### DOCUMENT SECTION
○ ○ ○ ○
3. WHG Elasticsearch Infrastructure: Technical Summary

3.1. Overview

The World Historical Gazetteer (WHG) Elasticsearch deployment is designed to index and serve place data from multiple authority sources, supporting both text-based and phonetic similarity search across approximately 40 million places and 80 million unique toponyms.

This document summarises the infrastructure architecture, storage requirements, and deployment strategy.

3.2. Architecture

3.2.1. Two-Instance Deployment

The system uses two Elasticsearch instances to separate indexing from query serving:

Instance

Location

Purpose

Lifecycle

Production

VM on /ix3 (flash)

Live query serving, alias management

Persistent

Staging

Slurm worker

Bulk indexing, embedding enrichment

Ephemeral (per-job)

The staging instance is ephemeral: it is spun up at the start of a Slurm job, runs for the duration of indexing operations, and is automatically cleaned up when the job completes. Only the snapshots written to /ix1 persist.

Both instances serve the same two primary indices:

  • places: Core place records with geometry, type classifications, and cross-references

  • toponyms: Unique name@language combinations with phonetic embeddings (deduplicated across all places)

3.2.2. Rationale for Separation

Bulk indexing of tens of millions of records consumes significant CPU, memory, and I/O. Running this workload on the production VM would:

  • Degrade query latency during indexing

  • Risk VM unresponsiveness under heavy load

  • Prevent pre-production validation

The ephemeral staging instance on a Slurm worker handles the heavy lifting. It exists only for the duration of the indexing job, with snapshots providing a clean transfer mechanism to production.
○ ○ ○ ○
Layout coordinate data

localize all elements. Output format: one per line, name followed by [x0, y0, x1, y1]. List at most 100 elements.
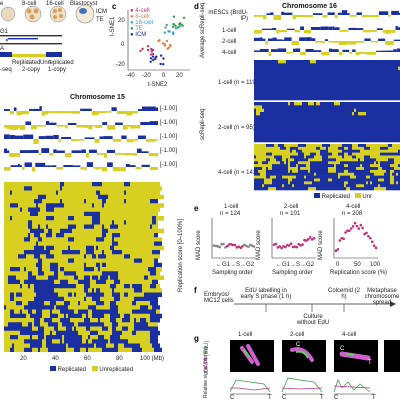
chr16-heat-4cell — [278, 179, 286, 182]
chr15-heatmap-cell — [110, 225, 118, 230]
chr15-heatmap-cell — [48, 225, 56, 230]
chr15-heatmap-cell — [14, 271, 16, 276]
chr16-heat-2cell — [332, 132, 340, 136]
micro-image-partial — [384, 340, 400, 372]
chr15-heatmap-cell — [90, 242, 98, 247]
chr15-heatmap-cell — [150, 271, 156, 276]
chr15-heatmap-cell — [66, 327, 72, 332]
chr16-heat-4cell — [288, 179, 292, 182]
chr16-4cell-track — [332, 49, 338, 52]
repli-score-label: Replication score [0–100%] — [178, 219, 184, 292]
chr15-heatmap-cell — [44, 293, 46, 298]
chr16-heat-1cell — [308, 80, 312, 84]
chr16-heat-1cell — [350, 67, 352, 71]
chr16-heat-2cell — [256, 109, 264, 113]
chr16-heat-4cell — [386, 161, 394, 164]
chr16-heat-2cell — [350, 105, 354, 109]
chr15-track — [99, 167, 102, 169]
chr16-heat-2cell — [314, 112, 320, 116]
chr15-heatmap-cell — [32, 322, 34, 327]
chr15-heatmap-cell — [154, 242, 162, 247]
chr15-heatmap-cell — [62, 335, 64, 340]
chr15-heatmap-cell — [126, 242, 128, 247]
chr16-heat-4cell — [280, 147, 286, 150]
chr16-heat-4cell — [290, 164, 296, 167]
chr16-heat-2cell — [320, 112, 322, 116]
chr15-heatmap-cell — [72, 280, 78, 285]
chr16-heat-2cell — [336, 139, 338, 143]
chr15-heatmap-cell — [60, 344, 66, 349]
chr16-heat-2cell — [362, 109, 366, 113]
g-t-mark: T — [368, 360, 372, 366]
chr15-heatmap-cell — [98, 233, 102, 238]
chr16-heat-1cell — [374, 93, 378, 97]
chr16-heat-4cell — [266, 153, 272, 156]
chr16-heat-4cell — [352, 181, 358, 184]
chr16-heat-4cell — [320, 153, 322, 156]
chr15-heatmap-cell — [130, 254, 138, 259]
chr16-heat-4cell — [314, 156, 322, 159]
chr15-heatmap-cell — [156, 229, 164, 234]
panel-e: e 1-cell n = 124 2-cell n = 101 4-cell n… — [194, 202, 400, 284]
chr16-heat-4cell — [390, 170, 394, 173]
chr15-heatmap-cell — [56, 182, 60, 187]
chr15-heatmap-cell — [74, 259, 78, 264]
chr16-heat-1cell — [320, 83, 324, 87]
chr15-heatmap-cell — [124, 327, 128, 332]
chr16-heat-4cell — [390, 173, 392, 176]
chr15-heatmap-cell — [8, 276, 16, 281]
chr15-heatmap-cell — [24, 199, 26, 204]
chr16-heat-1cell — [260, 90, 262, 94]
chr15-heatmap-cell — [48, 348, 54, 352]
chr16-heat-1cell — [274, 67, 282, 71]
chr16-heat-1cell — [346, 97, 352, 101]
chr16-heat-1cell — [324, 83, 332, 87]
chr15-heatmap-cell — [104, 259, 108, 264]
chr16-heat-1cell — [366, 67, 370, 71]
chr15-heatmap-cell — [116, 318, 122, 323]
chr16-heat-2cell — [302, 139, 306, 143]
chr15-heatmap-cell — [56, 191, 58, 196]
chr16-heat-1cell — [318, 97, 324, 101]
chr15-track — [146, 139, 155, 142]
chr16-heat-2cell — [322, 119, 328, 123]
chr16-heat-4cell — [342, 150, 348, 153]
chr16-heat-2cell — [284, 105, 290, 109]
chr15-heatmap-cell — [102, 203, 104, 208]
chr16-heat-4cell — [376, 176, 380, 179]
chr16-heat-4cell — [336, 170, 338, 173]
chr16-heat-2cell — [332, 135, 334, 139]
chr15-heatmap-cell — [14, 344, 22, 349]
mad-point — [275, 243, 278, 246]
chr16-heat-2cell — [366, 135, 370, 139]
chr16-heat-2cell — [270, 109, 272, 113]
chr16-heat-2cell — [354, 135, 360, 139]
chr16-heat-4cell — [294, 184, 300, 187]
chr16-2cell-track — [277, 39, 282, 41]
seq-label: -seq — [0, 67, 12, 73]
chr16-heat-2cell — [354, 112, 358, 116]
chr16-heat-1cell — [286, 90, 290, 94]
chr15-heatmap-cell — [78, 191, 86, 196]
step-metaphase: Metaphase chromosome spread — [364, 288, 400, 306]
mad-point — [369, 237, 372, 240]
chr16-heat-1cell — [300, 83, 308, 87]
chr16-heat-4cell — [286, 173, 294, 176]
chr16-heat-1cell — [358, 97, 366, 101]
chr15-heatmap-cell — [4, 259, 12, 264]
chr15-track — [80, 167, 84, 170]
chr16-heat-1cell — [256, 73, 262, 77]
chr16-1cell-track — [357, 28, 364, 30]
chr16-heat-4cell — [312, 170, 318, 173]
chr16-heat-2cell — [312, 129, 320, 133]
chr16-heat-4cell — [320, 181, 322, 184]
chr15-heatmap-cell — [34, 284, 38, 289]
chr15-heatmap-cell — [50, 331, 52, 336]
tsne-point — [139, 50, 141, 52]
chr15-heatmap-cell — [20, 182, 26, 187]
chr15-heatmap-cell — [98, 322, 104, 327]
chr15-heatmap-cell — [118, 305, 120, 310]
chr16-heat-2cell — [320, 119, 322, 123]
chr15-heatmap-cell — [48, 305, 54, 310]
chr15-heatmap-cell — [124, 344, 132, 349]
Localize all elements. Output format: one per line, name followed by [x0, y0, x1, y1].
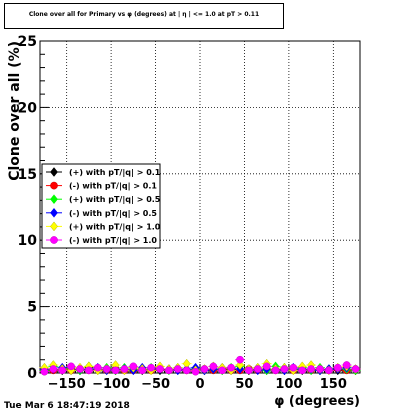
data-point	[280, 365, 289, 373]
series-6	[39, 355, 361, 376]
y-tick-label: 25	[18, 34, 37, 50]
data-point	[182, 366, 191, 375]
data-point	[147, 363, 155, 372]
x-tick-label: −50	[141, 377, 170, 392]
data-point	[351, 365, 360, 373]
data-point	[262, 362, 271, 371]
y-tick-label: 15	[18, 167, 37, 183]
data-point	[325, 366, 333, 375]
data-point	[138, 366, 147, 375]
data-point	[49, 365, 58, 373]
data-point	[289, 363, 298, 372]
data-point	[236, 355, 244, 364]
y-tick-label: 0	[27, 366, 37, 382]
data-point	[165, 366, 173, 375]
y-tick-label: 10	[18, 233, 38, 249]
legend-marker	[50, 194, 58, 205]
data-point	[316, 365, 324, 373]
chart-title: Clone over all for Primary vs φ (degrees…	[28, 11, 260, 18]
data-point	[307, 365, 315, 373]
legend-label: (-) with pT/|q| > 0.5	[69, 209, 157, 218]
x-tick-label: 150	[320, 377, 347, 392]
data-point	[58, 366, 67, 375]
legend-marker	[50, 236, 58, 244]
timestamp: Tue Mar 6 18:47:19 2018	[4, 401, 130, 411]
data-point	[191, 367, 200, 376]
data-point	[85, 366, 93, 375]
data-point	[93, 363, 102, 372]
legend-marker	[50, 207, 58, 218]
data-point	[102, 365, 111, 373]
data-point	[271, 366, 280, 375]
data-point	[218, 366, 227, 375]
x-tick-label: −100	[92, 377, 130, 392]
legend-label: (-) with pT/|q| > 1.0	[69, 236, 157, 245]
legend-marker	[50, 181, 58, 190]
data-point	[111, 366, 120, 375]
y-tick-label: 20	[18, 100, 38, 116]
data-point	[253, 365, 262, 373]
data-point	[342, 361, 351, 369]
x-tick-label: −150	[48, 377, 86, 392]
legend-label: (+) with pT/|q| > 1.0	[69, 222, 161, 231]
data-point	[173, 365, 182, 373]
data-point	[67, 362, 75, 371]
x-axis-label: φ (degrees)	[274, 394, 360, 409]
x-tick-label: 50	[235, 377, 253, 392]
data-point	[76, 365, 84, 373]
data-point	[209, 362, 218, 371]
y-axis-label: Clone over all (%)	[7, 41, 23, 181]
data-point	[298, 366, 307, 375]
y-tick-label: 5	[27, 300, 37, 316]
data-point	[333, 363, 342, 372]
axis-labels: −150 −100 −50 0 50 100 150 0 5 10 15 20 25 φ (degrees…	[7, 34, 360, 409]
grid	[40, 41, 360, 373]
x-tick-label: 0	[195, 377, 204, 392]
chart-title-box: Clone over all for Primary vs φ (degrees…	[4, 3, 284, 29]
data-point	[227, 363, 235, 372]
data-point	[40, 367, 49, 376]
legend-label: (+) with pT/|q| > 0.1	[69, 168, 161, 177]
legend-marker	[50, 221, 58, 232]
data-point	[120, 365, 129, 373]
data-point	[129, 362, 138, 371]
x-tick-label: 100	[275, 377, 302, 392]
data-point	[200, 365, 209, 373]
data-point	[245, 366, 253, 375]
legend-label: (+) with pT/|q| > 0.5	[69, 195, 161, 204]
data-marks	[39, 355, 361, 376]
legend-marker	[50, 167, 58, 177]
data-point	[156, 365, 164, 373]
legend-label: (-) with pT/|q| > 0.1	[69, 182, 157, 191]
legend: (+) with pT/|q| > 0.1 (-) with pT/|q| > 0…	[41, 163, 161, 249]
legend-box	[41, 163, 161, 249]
○ ○ ○ ○
### DIRECTION
Decide whether each statement agrees with the Elasticsearch infrastructure summary above, and answer yes or no for each, quoting the deciding words. 1. The staging instance remains available after its Slurm job completes. 2. The production and staging instances serve the same two primary indices. 3. The deployment covers roughly 40 million places.

### THE RESULT
1. No: "is automatically cleaned up when the job completes. Only the snapshots written to /ix1 persist."
2. Yes: "Both instances serve the same two primary indices"
3. Yes: "approximately 40 million places and 80 million unique toponyms"